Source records

++++++

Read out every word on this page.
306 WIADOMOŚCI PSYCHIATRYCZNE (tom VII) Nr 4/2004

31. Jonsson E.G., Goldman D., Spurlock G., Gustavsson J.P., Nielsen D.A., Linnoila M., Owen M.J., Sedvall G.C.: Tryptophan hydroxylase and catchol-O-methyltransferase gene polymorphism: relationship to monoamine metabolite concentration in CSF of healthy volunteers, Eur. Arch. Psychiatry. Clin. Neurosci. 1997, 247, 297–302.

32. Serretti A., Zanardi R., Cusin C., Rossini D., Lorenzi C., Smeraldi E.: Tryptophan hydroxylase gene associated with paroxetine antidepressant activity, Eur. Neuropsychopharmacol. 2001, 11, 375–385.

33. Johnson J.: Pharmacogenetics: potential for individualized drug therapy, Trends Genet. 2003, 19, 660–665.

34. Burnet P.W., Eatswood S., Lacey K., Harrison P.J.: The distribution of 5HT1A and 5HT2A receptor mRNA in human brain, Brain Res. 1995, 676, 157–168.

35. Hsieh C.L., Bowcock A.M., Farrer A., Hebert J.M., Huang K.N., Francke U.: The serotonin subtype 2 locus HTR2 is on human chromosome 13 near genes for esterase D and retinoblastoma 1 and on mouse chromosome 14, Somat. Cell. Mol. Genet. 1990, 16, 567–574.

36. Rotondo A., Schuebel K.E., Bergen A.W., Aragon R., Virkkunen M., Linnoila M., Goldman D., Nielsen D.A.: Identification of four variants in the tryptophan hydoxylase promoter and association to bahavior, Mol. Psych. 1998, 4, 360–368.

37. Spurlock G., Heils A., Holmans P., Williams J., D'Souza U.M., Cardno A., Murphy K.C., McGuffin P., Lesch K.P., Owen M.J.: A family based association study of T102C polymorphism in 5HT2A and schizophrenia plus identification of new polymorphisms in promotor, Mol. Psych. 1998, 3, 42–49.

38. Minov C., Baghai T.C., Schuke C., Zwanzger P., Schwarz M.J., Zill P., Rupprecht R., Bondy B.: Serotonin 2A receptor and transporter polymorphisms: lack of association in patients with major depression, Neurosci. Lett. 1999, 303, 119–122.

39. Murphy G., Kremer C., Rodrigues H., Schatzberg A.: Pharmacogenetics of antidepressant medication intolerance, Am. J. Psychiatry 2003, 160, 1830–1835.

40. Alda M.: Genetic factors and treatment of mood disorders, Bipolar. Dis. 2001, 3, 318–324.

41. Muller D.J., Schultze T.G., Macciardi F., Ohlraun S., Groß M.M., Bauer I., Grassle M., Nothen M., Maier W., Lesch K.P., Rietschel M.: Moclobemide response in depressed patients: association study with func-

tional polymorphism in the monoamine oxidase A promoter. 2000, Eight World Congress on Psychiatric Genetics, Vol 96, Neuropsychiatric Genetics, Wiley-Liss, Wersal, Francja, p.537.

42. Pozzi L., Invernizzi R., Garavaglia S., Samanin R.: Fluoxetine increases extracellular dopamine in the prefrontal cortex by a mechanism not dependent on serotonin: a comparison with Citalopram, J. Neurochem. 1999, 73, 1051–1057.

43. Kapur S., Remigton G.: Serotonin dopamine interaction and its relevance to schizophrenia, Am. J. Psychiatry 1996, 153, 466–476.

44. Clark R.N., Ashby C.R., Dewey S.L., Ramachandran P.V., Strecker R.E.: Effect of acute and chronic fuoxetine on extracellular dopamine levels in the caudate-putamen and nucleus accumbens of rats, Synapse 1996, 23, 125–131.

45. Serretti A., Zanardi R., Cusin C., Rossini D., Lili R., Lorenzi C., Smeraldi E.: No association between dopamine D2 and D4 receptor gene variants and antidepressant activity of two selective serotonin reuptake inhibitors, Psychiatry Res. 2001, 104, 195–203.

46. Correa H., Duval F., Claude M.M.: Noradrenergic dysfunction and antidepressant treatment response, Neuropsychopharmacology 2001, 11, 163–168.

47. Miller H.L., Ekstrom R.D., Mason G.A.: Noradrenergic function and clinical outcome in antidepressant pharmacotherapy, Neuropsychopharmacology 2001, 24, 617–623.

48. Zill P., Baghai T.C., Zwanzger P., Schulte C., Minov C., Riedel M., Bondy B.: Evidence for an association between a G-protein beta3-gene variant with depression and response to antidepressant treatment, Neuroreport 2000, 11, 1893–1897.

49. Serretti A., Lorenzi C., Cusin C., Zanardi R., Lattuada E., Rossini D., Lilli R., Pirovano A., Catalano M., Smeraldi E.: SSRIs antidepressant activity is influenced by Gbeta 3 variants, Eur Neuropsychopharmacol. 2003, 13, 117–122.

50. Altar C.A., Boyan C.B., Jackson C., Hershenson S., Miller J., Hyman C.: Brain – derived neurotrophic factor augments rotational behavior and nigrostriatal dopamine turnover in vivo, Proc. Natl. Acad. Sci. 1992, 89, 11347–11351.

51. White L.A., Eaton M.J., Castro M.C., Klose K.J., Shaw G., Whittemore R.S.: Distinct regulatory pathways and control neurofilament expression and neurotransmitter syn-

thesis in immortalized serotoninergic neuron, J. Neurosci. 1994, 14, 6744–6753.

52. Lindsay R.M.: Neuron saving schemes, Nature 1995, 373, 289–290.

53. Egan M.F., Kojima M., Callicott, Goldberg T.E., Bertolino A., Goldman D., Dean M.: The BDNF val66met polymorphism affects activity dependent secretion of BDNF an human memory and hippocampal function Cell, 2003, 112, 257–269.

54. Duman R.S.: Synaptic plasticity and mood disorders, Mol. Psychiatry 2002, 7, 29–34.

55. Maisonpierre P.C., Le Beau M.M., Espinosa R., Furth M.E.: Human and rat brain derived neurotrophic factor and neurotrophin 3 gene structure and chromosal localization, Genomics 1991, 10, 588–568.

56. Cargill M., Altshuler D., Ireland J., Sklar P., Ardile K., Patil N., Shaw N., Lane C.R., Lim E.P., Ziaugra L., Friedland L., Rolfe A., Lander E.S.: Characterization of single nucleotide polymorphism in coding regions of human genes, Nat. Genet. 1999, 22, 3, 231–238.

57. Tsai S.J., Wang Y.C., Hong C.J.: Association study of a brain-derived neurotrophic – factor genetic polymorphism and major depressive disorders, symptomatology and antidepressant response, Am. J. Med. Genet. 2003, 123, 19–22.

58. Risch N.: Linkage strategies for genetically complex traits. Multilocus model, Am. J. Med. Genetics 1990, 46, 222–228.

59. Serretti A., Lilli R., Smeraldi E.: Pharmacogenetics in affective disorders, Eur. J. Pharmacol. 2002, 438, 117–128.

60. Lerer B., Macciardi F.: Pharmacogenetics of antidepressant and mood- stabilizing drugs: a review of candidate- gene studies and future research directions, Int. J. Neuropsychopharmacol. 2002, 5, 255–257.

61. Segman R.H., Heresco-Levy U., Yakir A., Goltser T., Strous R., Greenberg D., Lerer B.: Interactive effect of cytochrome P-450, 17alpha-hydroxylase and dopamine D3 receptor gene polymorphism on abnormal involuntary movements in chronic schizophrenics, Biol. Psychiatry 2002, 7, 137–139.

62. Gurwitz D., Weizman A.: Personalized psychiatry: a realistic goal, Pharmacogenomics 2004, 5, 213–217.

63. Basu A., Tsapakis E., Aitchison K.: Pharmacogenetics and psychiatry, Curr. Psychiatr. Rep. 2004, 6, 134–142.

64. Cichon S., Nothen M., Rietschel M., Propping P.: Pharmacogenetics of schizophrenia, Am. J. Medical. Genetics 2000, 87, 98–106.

++++++

What the task requires>
For the string "Miller", search the preceding data and copy every line that includes it.

Task output>
47. Miller H.L., Ekstrom R.D., Mason G.A.: Noradrenergic function and clinical outcome in antidepressant pharmacotherapy, Neuropsychopharmacology 2001, 24, 617–623.
50. Altar C.A., Boyan C.B., Jackson C., Hershenson S., Miller J., Hyman C.: Brain – derived neurotrophic factor augments rotational behavior and nigrostriatal dopamine turnover in vivo, Proc. Natl. Acad. Sci. 1992, 89, 11347–11351.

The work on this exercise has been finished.